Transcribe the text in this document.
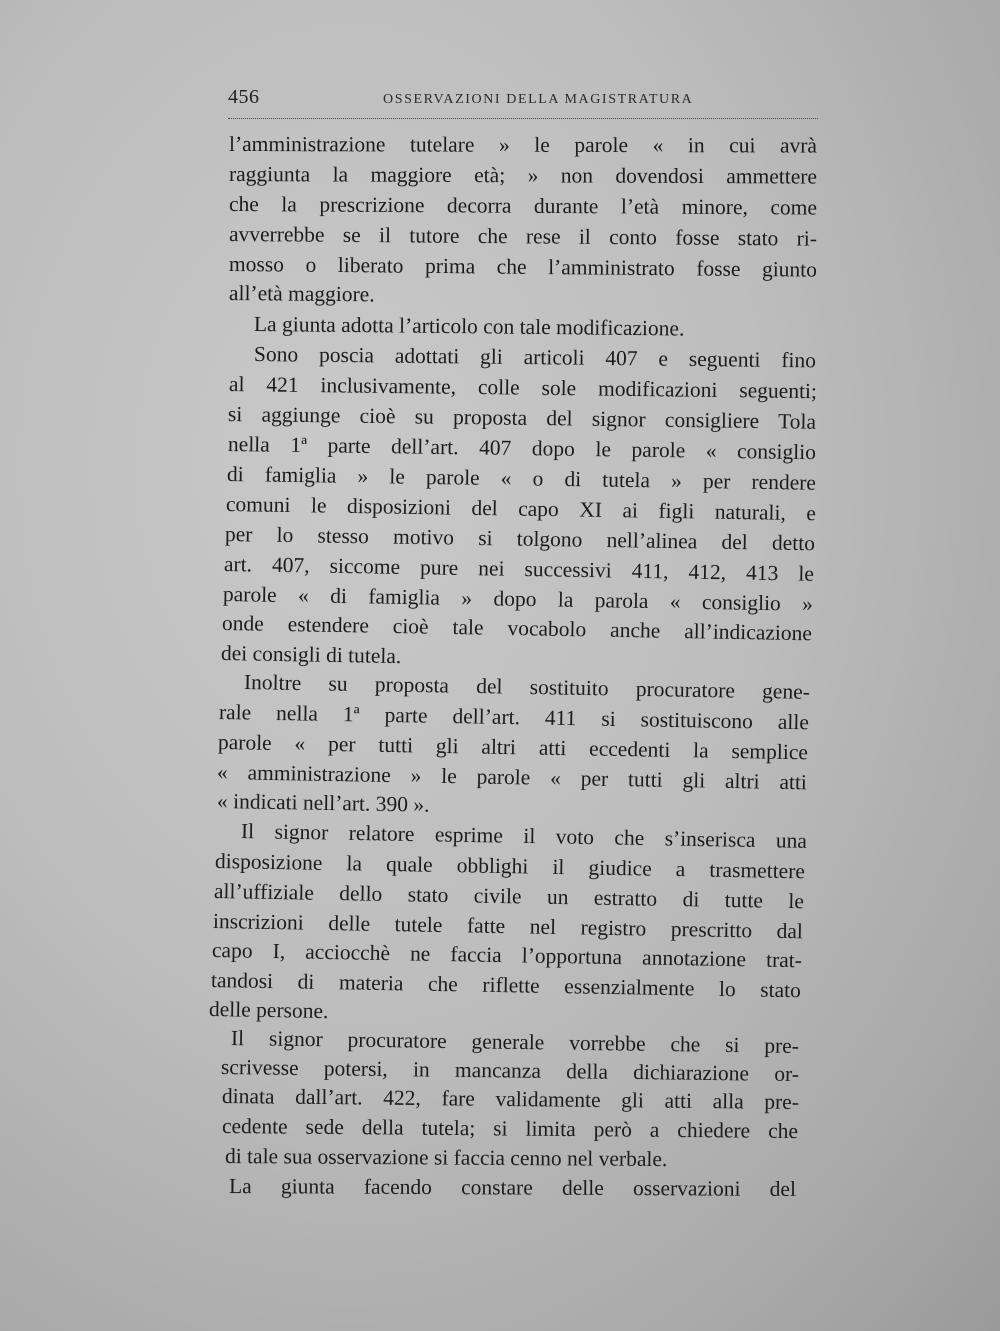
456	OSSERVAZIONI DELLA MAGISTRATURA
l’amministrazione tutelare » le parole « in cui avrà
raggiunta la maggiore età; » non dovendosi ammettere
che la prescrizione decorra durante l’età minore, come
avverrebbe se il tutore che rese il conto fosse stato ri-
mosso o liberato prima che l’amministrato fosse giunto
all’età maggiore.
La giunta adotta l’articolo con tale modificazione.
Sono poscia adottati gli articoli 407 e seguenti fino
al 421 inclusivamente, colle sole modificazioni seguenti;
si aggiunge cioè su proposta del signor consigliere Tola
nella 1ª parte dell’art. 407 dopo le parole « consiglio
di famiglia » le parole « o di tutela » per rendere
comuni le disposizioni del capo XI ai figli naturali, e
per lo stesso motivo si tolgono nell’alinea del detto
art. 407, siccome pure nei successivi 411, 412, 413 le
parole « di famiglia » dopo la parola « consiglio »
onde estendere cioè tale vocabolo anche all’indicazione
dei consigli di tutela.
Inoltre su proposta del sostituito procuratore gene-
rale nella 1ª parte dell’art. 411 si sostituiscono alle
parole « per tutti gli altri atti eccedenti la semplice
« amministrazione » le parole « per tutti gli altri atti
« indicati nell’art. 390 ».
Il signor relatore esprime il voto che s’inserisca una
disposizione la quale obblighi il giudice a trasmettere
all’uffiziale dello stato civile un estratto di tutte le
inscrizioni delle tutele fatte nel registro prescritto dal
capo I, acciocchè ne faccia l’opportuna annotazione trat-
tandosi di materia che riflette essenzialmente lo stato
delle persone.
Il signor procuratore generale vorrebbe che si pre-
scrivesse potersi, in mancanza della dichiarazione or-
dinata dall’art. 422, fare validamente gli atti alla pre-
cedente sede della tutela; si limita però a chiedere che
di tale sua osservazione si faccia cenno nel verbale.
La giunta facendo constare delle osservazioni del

☆ ☆ ☆ ☆

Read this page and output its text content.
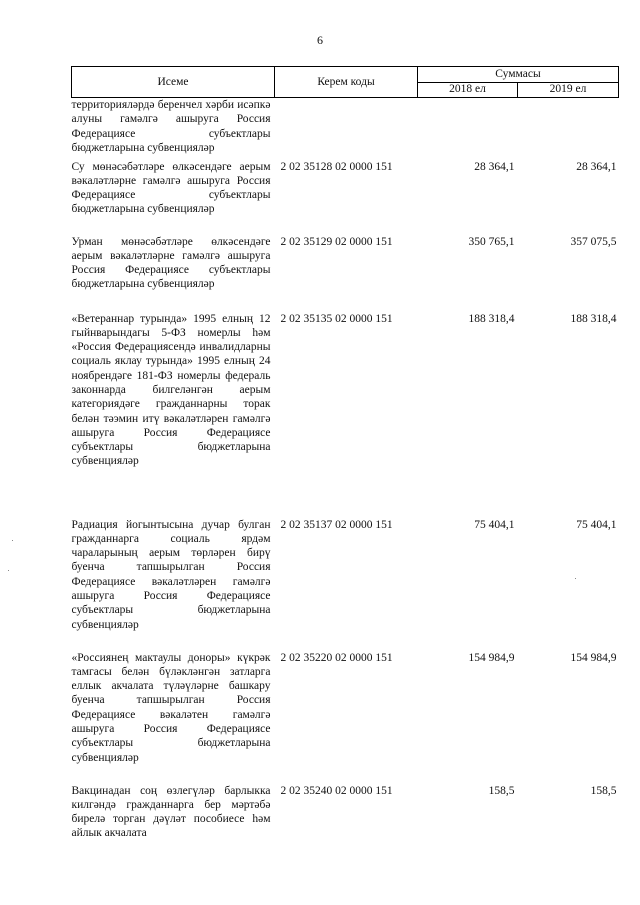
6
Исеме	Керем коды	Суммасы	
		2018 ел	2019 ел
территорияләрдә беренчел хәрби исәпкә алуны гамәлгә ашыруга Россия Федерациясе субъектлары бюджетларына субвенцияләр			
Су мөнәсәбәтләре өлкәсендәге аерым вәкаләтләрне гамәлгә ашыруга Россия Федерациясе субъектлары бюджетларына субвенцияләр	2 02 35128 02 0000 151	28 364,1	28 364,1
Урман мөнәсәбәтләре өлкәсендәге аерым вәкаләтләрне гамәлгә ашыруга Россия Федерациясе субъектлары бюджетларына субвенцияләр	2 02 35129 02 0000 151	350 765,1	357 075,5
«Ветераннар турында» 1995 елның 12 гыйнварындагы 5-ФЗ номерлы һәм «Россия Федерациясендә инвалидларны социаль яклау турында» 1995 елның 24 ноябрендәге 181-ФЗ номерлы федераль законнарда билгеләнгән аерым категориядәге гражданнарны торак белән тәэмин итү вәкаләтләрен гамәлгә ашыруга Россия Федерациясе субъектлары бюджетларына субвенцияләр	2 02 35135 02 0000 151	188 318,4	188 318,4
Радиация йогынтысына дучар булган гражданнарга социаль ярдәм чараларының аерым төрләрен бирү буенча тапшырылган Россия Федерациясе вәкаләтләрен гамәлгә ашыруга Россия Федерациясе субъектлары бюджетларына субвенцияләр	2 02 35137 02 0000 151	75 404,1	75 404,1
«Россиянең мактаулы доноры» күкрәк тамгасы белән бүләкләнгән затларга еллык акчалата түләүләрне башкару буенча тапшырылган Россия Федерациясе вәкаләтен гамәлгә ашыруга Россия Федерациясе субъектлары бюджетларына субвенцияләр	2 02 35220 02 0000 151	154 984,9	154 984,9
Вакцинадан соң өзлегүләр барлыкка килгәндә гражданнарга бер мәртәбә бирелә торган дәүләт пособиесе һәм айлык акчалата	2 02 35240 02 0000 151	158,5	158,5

☆ ☆ ☆ ☆

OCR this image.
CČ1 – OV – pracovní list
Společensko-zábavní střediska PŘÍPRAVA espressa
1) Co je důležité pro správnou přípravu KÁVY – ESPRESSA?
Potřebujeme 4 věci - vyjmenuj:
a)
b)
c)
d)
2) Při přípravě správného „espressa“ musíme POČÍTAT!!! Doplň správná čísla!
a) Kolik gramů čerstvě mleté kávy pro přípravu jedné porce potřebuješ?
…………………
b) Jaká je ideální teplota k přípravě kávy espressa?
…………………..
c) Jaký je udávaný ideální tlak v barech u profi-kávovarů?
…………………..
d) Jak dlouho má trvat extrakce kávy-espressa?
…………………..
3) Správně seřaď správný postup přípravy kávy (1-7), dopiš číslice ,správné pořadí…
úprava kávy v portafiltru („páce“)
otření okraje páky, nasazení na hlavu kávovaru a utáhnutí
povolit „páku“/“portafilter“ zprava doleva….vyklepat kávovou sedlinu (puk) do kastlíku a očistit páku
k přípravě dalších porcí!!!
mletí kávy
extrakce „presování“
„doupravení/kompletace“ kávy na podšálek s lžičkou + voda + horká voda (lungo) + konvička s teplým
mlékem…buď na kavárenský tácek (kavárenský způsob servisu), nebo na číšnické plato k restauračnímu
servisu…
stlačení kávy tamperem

☆ ☆ ☆ ☆

Problem: Copy out every line of the listing that contains the string "вәкаләтләрен".

Task result:
«Ветераннар турында» 1995 елның 12 гыйнварындагы 5-ФЗ номерлы һәм «Россия Федерациясендә инвалидларны социаль яклау турында» 1995 елның 24 ноябрендәге 181-ФЗ номерлы федераль законнарда билгеләнгән аерым категориядәге гражданнарны торак белән тәэмин итү вәкаләтләрен гамәлгә ашыруга Россия Федерациясе субъектлары бюджетларына субвенцияләр	2 02 35135 02 0000 151	188 318,4	188 318,4
Радиация йогынтысына дучар булган гражданнарга социаль ярдәм чараларының аерым төрләрен бирү буенча тапшырылган Россия Федерациясе вәкаләтләрен гамәлгә ашыруга Россия Федерациясе субъектлары бюджетларына субвенцияләр	2 02 35137 02 0000 151	75 404,1	75 404,1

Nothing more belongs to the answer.